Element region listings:
——

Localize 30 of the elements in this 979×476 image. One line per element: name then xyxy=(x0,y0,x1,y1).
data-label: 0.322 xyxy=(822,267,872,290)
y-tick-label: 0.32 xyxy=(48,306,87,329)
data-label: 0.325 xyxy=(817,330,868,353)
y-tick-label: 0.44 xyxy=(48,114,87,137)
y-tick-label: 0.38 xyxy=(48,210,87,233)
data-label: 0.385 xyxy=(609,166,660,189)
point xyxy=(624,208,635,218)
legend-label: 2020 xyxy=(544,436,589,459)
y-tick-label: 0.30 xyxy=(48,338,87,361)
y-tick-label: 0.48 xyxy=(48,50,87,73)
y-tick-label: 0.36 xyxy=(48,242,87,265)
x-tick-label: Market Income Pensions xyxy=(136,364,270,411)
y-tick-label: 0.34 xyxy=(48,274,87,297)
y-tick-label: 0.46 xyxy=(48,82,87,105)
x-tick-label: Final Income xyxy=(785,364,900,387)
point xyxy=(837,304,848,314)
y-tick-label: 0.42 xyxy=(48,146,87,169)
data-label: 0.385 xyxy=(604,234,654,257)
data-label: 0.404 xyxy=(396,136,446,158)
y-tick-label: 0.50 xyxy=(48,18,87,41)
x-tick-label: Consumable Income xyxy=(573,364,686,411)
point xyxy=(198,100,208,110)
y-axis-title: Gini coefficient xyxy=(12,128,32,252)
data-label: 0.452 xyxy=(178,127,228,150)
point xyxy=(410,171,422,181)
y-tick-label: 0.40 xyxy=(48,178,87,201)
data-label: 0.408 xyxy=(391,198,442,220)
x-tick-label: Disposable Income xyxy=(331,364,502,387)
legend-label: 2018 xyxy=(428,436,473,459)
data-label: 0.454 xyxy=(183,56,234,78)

——

REQUIRED TASK
Select each line of the records above that contains the string "data", and copy those lines out.

RESPONSE FOR THIS EXERCISE
data-label: 0.322 xyxy=(822,267,872,290)
data-label: 0.325 xyxy=(817,330,868,353)
data-label: 0.385 xyxy=(609,166,660,189)
data-label: 0.385 xyxy=(604,234,654,257)
data-label: 0.404 xyxy=(396,136,446,158)
data-label: 0.452 xyxy=(178,127,228,150)
data-label: 0.408 xyxy=(391,198,442,220)
data-label: 0.454 xyxy=(183,56,234,78)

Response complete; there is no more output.